═════ Raw data

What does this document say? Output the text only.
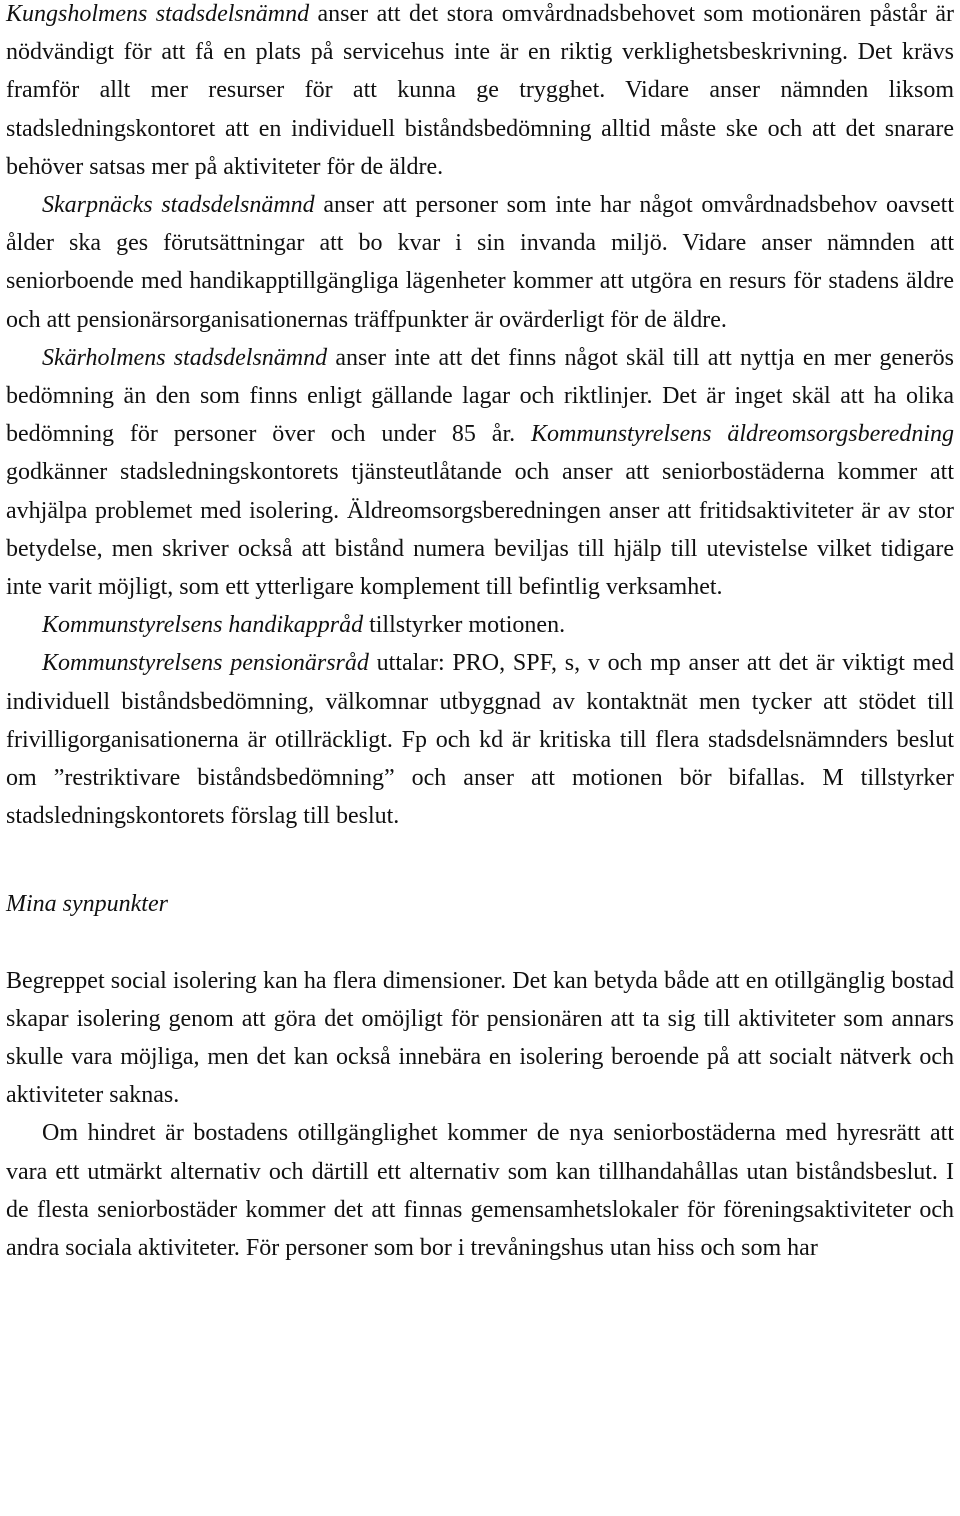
Kungsholmens stadsdelsnämnd anser att det stora omvårdnadsbehovet som motionären påstår är nödvändigt för att få en plats på servicehus inte är en riktig verklighetsbeskrivning. Det krävs framför allt mer resurser för att kunna ge trygghet. Vidare anser nämnden liksom stadsledningskontoret att en individuell biståndsbedömning alltid måste ske och att det snarare behöver satsas mer på aktiviteter för de äldre.

Skarpnäcks stadsdelsnämnd anser att personer som inte har något omvårdnadsbehov oavsett ålder ska ges förutsättningar att bo kvar i sin invanda miljö. Vidare anser nämnden att seniorboende med handikapptillgängliga lägenheter kommer att utgöra en resurs för stadens äldre och att pensionärsorganisationernas träffpunkter är ovärderligt för de äldre.

Skärholmens stadsdelsnämnd anser inte att det finns något skäl till att nyttja en mer generös bedömning än den som finns enligt gällande lagar och riktlinjer. Det är inget skäl att ha olika bedömning för personer över och under 85 år. Kommunstyrelsens äldreomsorgsberedning godkänner stadsledningskontorets tjänsteutlåtande och anser att seniorbostäderna kommer att avhjälpa problemet med isolering. Äldreomsorgsberedningen anser att fritidsaktiviteter är av stor betydelse, men skriver också att bistånd numera beviljas till hjälp till utevistelse vilket tidigare inte varit möjligt, som ett ytterligare komplement till befintlig verksamhet.

Kommunstyrelsens handikappråd tillstyrker motionen.

Kommunstyrelsens pensionärsråd uttalar: PRO, SPF, s, v och mp anser att det är viktigt med individuell biståndsbedömning, välkomnar utbyggnad av kontaktnät men tycker att stödet till frivilligorganisationerna är otillräckligt. Fp och kd är kritiska till flera stadsdelsnämnders beslut om ”restriktivare biståndsbedömning” och anser att motionen bör bifallas. M tillstyrker stadsledningskontorets förslag till beslut.

Mina synpunkter

Begreppet social isolering kan ha flera dimensioner. Det kan betyda både att en otillgänglig bostad skapar isolering genom att göra det omöjligt för pensionären att ta sig till aktiviteter som annars skulle vara möjliga, men det kan också innebära en isolering beroende på att socialt nätverk och aktiviteter saknas.

Om hindret är bostadens otillgänglighet kommer de nya seniorbostäderna med hyresrätt att vara ett utmärkt alternativ och därtill ett alternativ som kan tillhandahållas utan biståndsbeslut. I de flesta seniorbostäder kommer det att finnas gemensamhetslokaler för föreningsaktiviteter och andra sociala aktiviteter. För personer som bor i trevåningshus utan hiss och som har
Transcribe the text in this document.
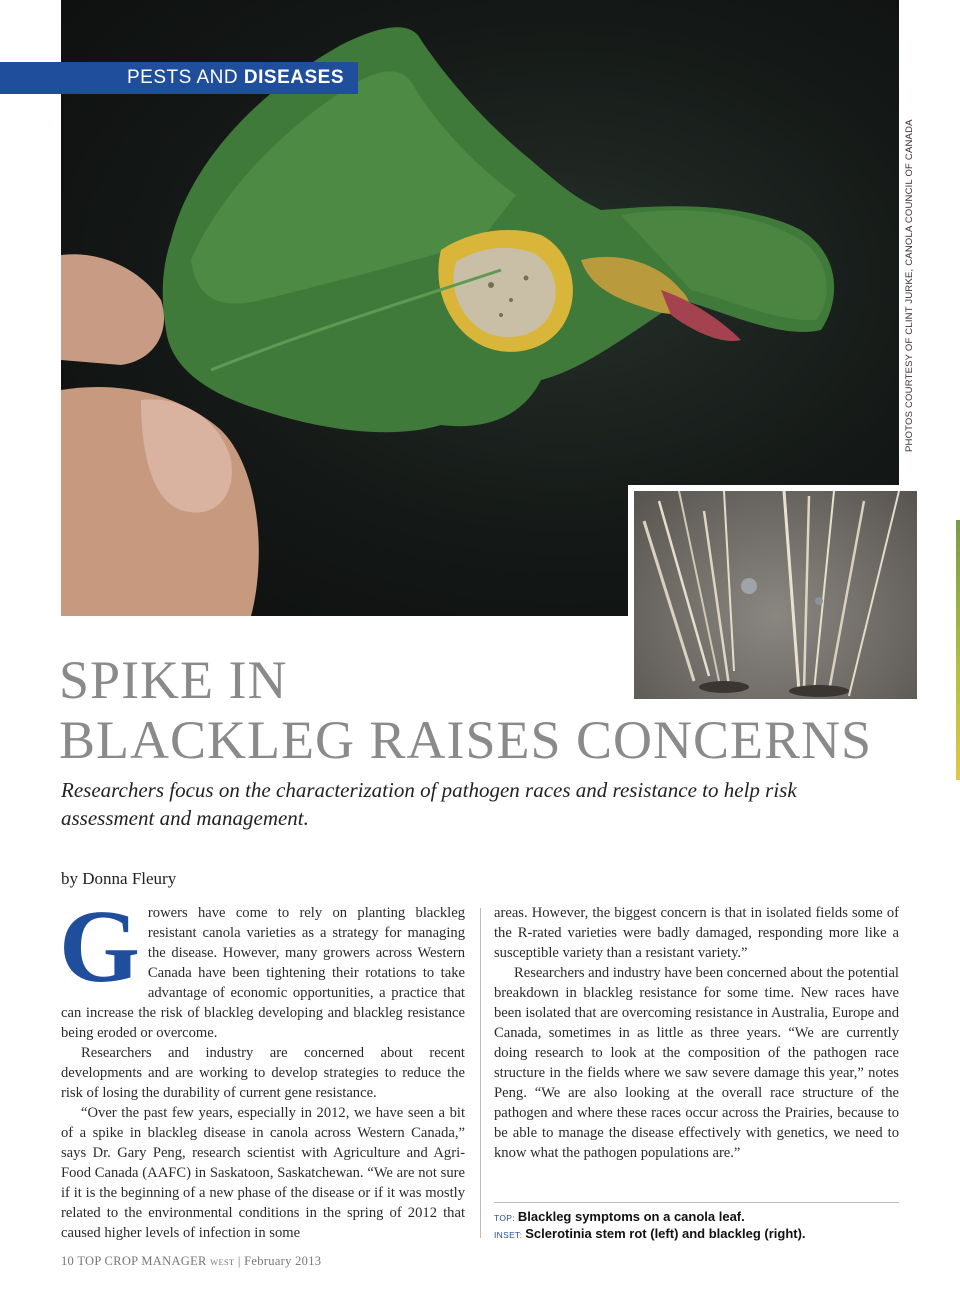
PESTS AND DISEASES
PHOTOS COURTESY OF CLINT JURKE, CANOLA COUNCIL OF CANADA
SPIKE IN
BLACKLEG RAISES CONCERNS

Researchers focus on the characterization of pathogen races and resistance to help risk assessment and management.

by Donna Fleury

Growers have come to rely on planting blackleg resistant canola varieties as a strategy for managing the disease. However, many growers across Western Canada have been tightening their rotations to take advantage of economic opportunities, a practice that can increase the risk of blackleg developing and blackleg resistance being eroded or overcome.

Researchers and industry are concerned about recent developments and are working to develop strategies to reduce the risk of losing the durability of current gene resistance.

“Over the past few years, especially in 2012, we have seen a bit of a spike in blackleg disease in canola across Western Canada,” says Dr. Gary Peng, research scientist with Agriculture and Agri-Food Canada (AAFC) in Saskatoon, Saskatchewan. “We are not sure if it is the beginning of a new phase of the disease or if it was mostly related to the environmental conditions in the spring of 2012 that caused higher levels of infection in some

areas. However, the biggest concern is that in isolated fields some of the R-rated varieties were badly damaged, responding more like a susceptible variety than a resistant variety.”

Researchers and industry have been concerned about the potential breakdown in blackleg resistance for some time. New races have been isolated that are overcoming resistance in Australia, Europe and Canada, sometimes in as little as three years. “We are currently doing research to look at the composition of the pathogen race structure in the fields where we saw severe damage this year,” notes Peng. “We are also looking at the overall race structure of the pathogen and where these races occur across the Prairies, because to be able to manage the disease effectively with genetics, we need to know what the pathogen populations are.”

TOP: Blackleg symptoms on a canola leaf.
INSET: Sclerotinia stem rot (left) and blackleg (right).
10 TOP CROP MANAGER WEST | February 2013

══════════

— Action item —
Above are records; count the lines among them that include the word "However", and give only the number.

— Problem solution —
2